> _EXERCISE GOAL_
Recast the records below as a numbered list, leaving out any blank lines, beginning at the start of the records and stopping after the line that contains "x-tick-label: Jun-15 [107,383,136,394]".

> _DATA SUPPLIED_
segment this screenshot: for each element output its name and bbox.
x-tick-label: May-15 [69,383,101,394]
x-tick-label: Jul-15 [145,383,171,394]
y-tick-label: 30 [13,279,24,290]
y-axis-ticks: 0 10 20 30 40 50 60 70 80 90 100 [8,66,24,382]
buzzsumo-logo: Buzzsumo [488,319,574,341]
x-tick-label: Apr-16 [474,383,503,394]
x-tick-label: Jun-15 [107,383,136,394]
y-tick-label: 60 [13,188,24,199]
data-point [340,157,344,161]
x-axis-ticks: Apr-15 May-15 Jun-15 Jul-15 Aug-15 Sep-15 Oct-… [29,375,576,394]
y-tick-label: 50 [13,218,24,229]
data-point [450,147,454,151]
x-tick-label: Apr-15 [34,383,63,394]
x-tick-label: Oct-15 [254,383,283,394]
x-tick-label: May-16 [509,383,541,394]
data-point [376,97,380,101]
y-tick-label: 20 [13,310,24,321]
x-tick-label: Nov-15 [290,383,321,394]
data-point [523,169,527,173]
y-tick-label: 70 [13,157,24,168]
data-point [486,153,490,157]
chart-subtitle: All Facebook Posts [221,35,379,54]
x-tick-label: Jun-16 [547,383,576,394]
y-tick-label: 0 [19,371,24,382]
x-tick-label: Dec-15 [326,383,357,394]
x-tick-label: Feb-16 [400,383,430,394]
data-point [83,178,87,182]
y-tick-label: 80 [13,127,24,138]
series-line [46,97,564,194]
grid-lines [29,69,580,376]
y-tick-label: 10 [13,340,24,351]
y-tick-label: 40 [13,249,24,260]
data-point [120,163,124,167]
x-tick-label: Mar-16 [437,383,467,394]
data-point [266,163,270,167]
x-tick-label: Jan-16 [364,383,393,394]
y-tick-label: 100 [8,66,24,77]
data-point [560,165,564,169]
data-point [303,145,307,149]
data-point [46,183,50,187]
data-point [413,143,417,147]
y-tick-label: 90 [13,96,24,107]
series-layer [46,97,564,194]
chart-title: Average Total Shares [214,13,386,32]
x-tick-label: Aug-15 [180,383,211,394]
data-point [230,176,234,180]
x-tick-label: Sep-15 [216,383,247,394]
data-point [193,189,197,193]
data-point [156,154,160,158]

> _IN RESPONSE_
1. segment this screenshot: for each element output its name and bbox.
2. x-tick-label: May-15 [69,383,101,394]
3. x-tick-label: Jul-15 [145,383,171,394]
4. y-tick-label: 30 [13,279,24,290]
5. y-axis-ticks: 0 10 20 30 40 50 60 70 80 90 100 [8,66,24,382]
6. buzzsumo-logo: Buzzsumo [488,319,574,341]
7. x-tick-label: Apr-16 [474,383,503,394]
8. x-tick-label: Jun-15 [107,383,136,394]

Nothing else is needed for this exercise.